**Your objective**
Copy the lines below exactly, starting at the line that contains "header-cell-monday: Monday: [187, 123, 350, 164]" and continuing through the line that contains "calendar-week-5: 29 Sunrise: 10:14", both included.

[Stored items]
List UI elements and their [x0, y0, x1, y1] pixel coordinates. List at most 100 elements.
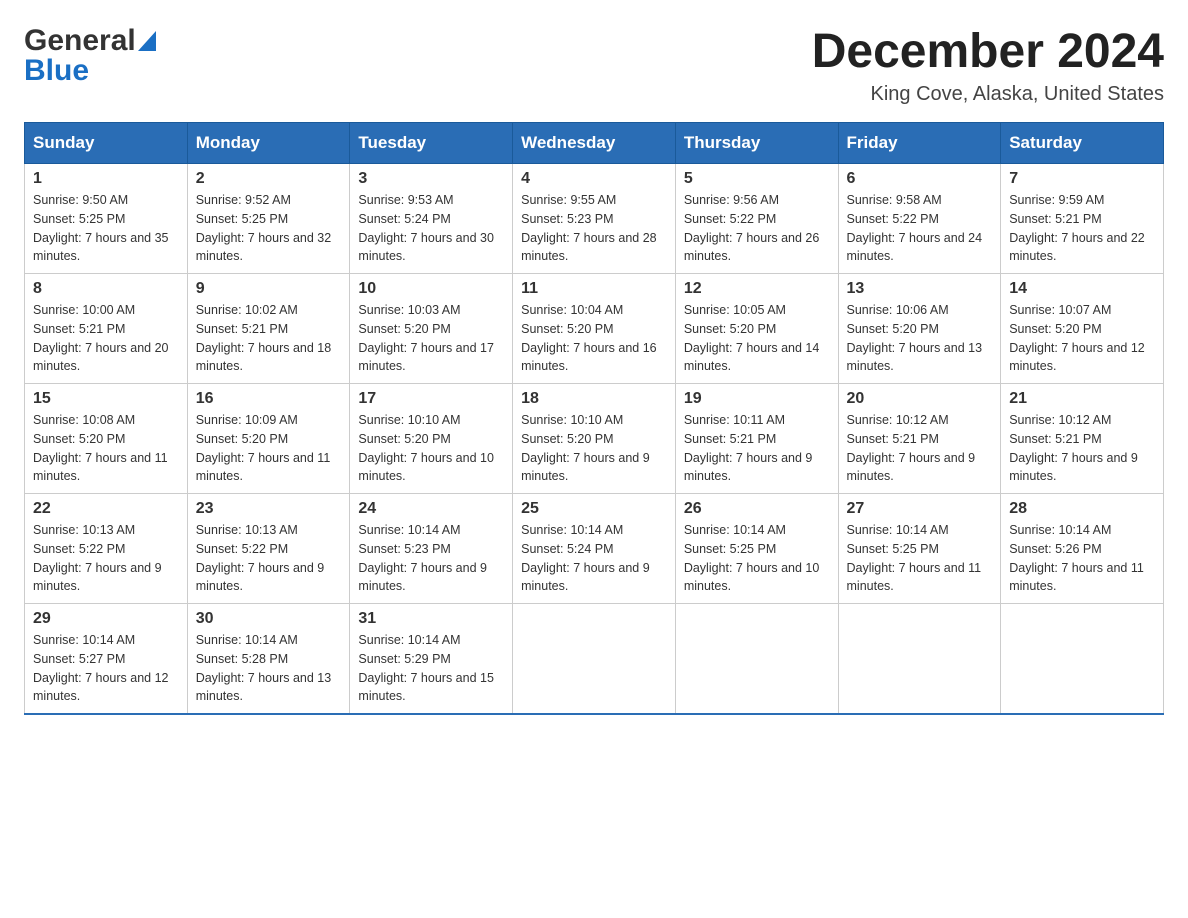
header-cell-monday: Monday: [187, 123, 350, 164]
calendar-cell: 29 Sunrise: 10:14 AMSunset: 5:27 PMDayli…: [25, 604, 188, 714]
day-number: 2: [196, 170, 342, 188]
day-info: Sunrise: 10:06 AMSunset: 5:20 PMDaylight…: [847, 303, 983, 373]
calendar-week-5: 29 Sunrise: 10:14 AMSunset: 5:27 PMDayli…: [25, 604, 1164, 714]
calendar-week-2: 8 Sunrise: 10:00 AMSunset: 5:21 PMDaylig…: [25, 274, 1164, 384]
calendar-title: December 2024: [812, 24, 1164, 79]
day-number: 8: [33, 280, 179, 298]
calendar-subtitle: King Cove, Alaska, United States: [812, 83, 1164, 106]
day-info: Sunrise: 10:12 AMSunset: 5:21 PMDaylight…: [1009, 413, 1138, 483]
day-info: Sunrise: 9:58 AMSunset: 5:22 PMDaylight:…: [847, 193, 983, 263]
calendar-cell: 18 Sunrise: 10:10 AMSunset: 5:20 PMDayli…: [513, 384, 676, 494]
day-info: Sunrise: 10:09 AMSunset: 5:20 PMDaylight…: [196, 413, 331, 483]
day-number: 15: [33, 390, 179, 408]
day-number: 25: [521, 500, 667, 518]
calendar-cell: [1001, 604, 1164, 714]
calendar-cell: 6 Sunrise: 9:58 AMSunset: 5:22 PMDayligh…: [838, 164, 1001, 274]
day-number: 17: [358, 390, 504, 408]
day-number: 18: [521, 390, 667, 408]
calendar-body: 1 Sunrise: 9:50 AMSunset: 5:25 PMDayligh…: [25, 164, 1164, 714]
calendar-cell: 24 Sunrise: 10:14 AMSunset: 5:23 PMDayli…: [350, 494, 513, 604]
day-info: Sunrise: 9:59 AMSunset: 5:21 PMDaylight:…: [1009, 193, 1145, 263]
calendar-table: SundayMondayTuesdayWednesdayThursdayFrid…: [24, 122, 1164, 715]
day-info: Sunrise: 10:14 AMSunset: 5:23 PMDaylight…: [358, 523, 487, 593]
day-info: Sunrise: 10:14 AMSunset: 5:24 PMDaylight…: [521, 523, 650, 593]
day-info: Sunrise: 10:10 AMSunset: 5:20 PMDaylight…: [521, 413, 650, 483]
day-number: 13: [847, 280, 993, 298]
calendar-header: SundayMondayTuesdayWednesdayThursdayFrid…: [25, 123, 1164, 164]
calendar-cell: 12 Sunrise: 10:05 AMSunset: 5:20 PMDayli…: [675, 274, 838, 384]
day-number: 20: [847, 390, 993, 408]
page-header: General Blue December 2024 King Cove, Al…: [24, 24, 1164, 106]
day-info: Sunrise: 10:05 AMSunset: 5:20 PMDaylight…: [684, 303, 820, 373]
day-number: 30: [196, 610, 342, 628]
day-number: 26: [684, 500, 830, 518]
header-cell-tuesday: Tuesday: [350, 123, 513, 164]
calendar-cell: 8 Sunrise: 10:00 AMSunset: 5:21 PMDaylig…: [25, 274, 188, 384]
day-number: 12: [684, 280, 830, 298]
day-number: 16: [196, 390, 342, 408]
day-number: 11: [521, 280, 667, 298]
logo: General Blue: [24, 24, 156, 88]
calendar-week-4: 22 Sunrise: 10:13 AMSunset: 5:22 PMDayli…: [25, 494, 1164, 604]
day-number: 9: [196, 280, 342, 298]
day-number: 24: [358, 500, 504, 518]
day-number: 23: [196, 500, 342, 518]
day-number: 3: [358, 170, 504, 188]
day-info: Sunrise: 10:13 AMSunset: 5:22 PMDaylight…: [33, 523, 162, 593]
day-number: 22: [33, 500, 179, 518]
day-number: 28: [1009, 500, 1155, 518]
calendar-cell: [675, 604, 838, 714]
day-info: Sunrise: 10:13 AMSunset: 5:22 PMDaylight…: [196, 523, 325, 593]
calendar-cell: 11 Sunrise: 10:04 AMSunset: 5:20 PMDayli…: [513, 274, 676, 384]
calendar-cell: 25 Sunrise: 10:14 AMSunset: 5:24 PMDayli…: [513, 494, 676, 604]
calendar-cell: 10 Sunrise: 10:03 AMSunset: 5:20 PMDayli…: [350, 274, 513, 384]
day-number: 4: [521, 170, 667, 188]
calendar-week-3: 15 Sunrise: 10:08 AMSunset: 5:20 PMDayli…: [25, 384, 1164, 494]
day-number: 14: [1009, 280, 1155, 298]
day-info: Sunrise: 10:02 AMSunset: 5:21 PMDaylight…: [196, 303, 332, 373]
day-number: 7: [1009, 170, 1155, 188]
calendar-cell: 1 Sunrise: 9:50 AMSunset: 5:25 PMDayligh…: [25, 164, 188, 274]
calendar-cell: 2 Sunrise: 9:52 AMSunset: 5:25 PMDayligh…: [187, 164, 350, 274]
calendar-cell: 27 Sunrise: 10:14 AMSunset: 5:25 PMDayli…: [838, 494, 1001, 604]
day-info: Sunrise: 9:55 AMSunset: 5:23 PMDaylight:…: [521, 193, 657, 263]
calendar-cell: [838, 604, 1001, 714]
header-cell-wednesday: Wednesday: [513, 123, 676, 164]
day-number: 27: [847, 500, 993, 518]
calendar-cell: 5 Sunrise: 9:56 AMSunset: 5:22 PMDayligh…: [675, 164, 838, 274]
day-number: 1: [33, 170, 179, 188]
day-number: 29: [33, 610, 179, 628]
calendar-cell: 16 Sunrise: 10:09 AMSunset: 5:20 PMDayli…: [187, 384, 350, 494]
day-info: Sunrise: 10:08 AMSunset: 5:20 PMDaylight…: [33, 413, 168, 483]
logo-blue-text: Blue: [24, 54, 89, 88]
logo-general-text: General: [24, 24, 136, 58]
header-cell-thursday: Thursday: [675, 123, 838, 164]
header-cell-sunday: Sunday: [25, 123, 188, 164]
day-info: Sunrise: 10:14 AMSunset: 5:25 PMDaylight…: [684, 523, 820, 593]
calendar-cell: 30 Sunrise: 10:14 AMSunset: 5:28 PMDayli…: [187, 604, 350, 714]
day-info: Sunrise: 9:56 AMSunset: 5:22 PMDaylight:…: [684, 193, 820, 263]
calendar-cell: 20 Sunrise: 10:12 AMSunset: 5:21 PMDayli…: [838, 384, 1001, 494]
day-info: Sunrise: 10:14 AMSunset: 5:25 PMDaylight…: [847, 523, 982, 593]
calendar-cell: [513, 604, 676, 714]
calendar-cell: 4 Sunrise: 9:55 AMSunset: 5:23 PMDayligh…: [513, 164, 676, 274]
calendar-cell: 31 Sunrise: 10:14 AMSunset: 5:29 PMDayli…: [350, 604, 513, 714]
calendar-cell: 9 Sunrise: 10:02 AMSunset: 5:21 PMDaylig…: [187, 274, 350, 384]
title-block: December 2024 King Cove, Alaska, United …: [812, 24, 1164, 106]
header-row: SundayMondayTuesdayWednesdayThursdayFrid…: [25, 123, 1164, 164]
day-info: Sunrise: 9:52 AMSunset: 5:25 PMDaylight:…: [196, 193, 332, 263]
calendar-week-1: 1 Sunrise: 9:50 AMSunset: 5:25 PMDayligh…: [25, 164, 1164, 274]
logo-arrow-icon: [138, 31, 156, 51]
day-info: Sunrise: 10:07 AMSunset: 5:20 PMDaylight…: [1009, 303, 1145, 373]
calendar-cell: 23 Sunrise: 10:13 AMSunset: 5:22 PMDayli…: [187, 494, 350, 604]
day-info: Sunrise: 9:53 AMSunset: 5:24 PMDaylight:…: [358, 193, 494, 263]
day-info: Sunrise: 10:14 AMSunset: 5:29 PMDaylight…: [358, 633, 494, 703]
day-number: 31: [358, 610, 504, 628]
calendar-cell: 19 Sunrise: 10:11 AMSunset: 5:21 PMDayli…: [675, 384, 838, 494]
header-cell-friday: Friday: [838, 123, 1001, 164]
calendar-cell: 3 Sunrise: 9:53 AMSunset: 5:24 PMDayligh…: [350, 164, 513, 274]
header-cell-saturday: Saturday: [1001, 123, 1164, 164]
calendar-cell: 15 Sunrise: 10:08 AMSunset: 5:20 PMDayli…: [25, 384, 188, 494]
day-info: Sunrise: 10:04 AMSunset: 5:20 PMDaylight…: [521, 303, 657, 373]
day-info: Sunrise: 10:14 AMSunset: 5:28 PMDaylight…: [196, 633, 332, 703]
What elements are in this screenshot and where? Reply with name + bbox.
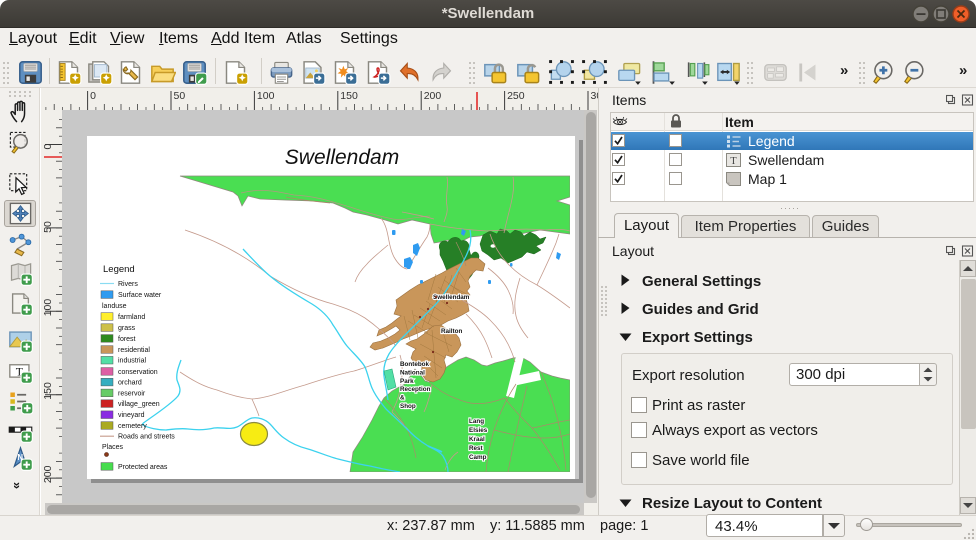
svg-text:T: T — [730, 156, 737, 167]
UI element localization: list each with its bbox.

**In response**
header-cell-monday: Monday: [187, 123, 350, 164]
calendar-cell: 29 Sunrise: 10:14 AMSunset: 5:27 PMDayli…: [25, 604, 188, 714]
day-number: 2: [196, 170, 342, 188]
day-info: Sunrise: 10:06 AMSunset: 5:20 PMDaylight…: [847, 303, 983, 373]
calendar-week-5: 29 Sunrise: 10:14 AMSunset: 5:27 PMDayli…: [25, 604, 1164, 714]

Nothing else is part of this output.